— BEGIN Source records —

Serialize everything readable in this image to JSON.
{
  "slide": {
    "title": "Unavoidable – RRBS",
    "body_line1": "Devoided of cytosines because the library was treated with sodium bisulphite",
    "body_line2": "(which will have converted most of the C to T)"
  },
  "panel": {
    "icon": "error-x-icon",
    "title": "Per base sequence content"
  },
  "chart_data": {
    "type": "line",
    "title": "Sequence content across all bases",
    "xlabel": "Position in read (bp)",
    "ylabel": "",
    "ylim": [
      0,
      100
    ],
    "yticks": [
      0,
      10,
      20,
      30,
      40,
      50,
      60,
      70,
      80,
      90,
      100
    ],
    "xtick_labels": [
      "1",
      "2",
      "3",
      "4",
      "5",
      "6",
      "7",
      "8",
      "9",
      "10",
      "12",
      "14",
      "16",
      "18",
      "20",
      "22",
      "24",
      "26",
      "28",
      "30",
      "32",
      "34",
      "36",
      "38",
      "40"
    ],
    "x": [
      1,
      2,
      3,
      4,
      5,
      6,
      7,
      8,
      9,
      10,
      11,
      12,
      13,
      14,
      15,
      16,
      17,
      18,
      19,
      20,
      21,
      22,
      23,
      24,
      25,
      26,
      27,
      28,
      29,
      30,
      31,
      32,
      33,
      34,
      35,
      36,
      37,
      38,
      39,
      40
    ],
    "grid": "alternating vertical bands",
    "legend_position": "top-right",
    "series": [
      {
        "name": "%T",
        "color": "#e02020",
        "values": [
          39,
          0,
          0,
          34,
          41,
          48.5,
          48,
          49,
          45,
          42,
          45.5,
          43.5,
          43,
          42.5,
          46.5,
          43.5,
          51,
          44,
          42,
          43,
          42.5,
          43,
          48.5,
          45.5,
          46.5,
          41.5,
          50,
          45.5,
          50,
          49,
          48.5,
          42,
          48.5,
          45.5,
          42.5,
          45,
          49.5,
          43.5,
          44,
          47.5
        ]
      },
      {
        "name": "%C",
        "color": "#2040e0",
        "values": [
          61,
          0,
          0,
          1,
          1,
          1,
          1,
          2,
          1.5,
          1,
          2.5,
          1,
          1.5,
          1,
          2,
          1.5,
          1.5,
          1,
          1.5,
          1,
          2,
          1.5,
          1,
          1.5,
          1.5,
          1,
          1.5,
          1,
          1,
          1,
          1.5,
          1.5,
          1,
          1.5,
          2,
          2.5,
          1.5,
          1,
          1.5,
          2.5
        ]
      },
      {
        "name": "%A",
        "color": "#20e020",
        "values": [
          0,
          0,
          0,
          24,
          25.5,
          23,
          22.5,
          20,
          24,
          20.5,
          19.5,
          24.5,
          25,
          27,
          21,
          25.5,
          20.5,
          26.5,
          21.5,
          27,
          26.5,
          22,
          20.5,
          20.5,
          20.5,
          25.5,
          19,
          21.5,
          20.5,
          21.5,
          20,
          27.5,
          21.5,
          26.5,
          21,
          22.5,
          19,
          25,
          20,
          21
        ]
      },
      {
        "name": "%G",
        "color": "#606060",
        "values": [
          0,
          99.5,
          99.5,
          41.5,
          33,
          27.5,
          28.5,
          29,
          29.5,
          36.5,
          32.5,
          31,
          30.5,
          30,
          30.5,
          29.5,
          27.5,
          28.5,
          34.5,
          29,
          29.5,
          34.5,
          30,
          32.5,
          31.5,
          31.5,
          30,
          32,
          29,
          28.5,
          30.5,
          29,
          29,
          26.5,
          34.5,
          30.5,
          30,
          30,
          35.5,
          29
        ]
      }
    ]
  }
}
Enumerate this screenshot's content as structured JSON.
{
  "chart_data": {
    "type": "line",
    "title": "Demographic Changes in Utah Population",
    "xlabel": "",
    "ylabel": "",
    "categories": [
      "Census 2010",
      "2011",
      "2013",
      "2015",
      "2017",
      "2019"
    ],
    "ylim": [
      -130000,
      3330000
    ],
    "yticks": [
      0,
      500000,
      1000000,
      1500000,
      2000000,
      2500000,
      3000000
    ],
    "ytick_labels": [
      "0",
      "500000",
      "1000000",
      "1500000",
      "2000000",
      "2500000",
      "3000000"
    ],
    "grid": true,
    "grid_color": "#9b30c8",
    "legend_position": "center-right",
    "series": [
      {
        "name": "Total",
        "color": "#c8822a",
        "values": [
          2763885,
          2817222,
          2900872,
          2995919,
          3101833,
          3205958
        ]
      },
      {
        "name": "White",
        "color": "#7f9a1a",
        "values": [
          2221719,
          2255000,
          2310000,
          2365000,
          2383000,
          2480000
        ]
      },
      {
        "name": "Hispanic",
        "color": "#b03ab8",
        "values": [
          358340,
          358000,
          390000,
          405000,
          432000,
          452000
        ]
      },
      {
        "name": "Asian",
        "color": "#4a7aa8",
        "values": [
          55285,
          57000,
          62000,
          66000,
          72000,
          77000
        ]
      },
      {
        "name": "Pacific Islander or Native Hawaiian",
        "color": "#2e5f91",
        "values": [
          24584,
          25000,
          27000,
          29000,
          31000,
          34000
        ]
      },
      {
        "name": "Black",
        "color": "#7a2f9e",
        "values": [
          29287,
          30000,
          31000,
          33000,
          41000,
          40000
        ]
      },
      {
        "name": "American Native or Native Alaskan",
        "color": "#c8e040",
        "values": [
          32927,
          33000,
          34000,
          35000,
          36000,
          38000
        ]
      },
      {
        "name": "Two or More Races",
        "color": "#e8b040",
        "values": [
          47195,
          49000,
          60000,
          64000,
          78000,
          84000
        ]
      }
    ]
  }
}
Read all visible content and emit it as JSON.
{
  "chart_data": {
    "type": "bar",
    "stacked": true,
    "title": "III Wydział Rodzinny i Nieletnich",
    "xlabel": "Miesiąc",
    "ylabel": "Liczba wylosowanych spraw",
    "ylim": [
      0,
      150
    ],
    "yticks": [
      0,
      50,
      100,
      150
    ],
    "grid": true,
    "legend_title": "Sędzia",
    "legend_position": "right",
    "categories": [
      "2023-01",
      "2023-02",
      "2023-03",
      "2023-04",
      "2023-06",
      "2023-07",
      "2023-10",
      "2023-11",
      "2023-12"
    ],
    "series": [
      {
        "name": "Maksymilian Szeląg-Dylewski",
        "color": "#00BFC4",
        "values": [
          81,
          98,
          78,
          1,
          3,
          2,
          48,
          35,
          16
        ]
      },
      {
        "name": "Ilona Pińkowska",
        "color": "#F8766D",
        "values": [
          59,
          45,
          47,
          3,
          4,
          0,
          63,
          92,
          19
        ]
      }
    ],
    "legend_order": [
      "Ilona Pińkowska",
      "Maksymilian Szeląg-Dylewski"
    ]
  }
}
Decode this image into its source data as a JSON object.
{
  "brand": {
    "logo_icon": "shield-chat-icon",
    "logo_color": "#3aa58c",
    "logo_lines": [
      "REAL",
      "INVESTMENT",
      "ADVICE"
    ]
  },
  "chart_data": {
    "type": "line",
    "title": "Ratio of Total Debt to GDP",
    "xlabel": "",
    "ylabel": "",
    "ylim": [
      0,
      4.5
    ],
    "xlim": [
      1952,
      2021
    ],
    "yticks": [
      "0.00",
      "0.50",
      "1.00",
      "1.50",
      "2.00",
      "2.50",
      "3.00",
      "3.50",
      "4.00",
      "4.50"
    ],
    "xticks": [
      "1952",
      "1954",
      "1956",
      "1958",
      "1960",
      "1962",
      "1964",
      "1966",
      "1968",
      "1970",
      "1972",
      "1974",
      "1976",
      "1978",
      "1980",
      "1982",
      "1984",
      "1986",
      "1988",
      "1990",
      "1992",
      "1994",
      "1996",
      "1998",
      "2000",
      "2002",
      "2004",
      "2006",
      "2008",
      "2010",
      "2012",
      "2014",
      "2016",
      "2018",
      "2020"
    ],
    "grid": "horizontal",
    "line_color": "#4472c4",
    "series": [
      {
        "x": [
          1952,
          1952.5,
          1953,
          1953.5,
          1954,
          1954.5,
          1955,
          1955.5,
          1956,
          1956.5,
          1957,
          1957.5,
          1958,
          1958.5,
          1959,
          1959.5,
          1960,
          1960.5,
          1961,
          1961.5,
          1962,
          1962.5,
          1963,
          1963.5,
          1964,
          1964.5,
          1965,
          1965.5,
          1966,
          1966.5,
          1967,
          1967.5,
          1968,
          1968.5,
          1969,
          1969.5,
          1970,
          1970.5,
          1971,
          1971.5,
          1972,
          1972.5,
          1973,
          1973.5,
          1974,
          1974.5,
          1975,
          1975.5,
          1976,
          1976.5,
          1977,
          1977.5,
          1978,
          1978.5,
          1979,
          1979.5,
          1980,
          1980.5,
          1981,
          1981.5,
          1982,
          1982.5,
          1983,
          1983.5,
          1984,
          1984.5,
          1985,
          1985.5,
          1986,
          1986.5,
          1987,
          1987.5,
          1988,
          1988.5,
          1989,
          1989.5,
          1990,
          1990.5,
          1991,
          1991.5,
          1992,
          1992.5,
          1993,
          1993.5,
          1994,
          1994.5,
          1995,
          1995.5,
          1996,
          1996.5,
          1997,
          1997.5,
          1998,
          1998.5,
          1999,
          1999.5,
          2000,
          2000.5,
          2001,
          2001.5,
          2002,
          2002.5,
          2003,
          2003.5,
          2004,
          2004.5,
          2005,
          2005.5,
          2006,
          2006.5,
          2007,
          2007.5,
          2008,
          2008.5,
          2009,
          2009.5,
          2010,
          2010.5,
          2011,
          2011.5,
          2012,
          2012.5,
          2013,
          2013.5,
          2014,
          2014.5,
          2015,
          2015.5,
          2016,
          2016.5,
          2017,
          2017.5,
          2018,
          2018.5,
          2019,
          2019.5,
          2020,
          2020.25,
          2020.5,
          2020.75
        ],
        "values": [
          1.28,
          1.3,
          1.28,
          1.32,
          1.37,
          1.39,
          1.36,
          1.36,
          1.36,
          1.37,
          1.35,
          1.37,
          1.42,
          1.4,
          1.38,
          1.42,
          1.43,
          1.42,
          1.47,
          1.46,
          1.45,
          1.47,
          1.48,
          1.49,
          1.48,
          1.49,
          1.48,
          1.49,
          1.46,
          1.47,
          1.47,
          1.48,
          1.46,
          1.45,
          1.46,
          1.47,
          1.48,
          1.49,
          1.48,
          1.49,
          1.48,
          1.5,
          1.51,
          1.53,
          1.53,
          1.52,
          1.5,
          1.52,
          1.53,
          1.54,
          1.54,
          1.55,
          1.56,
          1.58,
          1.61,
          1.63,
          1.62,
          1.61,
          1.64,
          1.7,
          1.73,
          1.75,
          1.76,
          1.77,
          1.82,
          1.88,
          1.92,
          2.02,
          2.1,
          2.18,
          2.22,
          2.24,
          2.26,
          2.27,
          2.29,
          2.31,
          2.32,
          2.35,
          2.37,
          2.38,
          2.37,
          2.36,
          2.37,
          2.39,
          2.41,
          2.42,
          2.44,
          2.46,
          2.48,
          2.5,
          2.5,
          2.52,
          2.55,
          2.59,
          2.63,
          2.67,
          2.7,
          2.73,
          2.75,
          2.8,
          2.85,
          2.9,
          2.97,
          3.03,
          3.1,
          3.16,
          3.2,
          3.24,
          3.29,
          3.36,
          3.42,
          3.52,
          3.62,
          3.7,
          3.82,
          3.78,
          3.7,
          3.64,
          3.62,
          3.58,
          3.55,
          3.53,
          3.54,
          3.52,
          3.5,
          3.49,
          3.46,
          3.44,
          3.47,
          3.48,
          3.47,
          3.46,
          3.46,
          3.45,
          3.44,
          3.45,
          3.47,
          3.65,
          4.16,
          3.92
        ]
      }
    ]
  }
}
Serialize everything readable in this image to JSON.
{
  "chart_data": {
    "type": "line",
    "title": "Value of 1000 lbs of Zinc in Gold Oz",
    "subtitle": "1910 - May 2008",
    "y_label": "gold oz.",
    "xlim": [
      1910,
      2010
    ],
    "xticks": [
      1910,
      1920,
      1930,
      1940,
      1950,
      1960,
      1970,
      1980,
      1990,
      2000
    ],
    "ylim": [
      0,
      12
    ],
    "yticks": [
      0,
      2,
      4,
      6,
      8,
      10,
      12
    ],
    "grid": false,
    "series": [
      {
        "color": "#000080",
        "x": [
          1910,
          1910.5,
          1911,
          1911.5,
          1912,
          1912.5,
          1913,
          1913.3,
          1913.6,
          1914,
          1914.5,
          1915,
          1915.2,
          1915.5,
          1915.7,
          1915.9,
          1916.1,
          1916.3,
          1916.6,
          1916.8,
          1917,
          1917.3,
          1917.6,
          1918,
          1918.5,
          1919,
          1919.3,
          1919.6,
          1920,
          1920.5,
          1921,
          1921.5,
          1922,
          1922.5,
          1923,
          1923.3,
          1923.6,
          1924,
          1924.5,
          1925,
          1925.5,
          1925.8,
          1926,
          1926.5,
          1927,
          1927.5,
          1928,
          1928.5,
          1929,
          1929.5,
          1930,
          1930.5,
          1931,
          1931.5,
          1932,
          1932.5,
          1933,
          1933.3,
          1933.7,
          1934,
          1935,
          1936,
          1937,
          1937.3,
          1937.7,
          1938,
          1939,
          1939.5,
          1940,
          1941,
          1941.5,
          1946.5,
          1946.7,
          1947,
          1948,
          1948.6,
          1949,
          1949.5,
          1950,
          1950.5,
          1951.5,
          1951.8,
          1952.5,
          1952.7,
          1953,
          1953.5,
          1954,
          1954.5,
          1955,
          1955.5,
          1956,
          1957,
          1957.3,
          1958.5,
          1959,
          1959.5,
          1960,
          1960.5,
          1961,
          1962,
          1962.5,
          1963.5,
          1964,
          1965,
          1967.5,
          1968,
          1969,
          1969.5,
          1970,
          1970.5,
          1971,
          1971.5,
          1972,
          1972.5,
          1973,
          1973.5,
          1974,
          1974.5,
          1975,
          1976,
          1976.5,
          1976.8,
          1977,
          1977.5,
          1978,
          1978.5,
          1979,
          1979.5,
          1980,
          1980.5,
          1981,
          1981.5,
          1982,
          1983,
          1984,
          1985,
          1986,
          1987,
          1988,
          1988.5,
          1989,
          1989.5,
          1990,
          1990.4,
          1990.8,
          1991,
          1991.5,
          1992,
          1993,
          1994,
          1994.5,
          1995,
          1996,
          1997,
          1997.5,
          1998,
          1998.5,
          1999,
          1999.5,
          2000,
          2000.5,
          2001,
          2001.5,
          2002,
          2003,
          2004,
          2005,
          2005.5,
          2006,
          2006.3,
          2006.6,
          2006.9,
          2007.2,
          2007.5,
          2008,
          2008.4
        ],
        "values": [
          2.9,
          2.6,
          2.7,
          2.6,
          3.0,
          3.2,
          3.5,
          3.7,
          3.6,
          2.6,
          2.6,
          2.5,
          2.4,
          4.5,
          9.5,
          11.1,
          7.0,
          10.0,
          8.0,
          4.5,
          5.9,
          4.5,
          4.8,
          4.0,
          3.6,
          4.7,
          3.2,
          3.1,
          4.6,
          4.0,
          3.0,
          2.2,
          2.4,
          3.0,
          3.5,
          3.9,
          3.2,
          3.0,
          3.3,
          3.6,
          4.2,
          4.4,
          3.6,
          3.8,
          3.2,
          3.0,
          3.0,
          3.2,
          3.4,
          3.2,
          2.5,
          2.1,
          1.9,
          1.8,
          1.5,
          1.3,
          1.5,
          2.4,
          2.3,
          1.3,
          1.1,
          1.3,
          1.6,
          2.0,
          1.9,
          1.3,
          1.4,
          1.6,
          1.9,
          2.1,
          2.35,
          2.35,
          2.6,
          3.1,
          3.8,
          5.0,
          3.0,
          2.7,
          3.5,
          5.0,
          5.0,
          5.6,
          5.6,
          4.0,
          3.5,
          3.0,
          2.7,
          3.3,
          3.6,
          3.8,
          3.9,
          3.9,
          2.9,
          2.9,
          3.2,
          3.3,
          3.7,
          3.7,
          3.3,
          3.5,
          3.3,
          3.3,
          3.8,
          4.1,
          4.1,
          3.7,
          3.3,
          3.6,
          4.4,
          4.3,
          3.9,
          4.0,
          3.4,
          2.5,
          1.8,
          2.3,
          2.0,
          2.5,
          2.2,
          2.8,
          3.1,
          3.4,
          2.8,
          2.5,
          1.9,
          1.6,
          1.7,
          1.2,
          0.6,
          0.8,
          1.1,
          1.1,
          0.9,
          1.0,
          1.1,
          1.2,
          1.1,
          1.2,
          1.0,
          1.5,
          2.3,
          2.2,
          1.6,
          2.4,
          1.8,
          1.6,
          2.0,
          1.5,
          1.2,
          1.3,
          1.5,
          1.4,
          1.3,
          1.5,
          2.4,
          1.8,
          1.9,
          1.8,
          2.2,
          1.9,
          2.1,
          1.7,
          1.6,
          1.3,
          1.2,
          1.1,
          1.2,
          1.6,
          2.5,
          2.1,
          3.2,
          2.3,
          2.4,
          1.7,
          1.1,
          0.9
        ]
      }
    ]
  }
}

— END Source records —

» Exercise prompt
Show the lines of the data that hold the word "Ilona".

» Exercise output
        "name": "Ilona Pińkowska",
      "Ilona Pińkowska",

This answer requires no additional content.